>>>>

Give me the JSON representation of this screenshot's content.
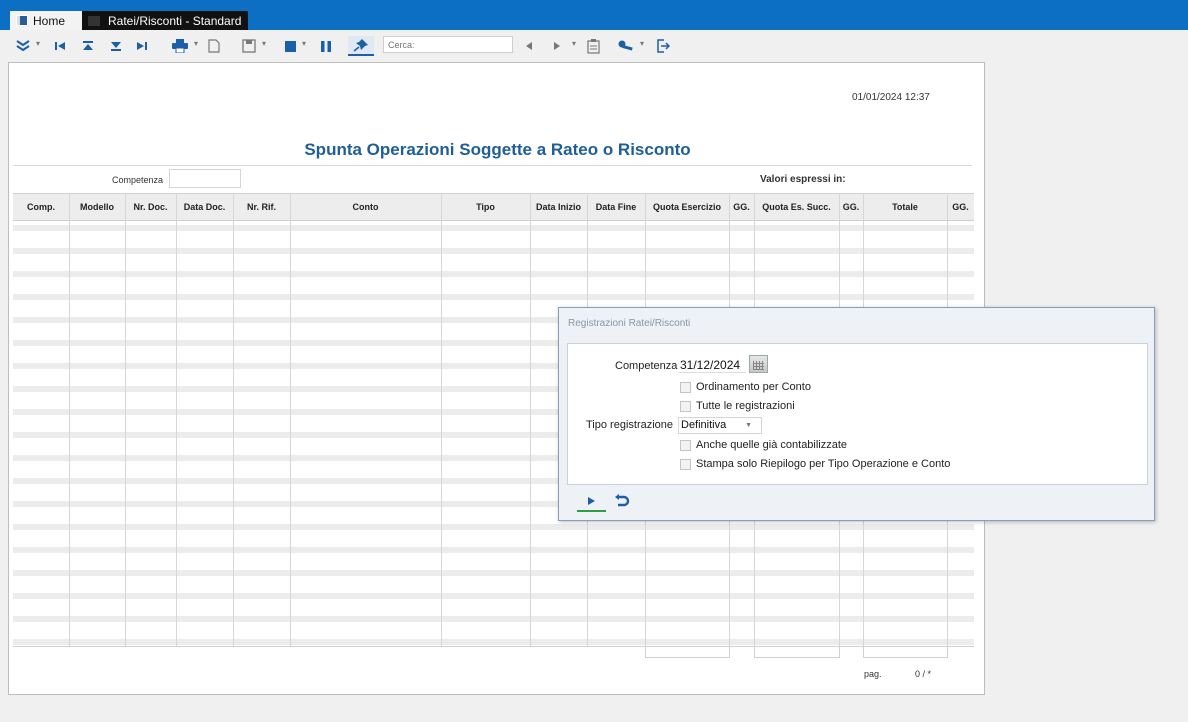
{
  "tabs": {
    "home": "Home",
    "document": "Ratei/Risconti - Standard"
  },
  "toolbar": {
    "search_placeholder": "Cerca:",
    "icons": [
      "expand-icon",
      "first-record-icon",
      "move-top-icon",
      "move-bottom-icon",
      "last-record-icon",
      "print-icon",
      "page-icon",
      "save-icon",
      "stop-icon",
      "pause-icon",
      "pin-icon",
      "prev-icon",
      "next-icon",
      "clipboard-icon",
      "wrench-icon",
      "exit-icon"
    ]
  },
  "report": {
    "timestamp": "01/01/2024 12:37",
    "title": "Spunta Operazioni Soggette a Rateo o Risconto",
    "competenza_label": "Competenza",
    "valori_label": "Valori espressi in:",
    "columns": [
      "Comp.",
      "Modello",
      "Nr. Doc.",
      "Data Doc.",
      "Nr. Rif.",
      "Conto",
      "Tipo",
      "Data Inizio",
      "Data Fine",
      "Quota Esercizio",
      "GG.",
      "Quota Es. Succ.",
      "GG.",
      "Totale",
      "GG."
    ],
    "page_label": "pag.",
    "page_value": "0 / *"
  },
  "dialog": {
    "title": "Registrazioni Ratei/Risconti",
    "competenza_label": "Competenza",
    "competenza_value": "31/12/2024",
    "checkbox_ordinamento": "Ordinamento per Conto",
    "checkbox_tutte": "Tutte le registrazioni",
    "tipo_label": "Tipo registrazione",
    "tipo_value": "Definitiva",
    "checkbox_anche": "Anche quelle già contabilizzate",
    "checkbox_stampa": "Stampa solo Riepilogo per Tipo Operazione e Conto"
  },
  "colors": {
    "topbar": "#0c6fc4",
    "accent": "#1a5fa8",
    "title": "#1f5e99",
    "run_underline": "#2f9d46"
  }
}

<<<<

Your objective:
Where a line contains "Ratei", copy that line.

The solution:
    "document": "Ratei/Risconti - Standard"
    "title": "Registrazioni Ratei/Risconti",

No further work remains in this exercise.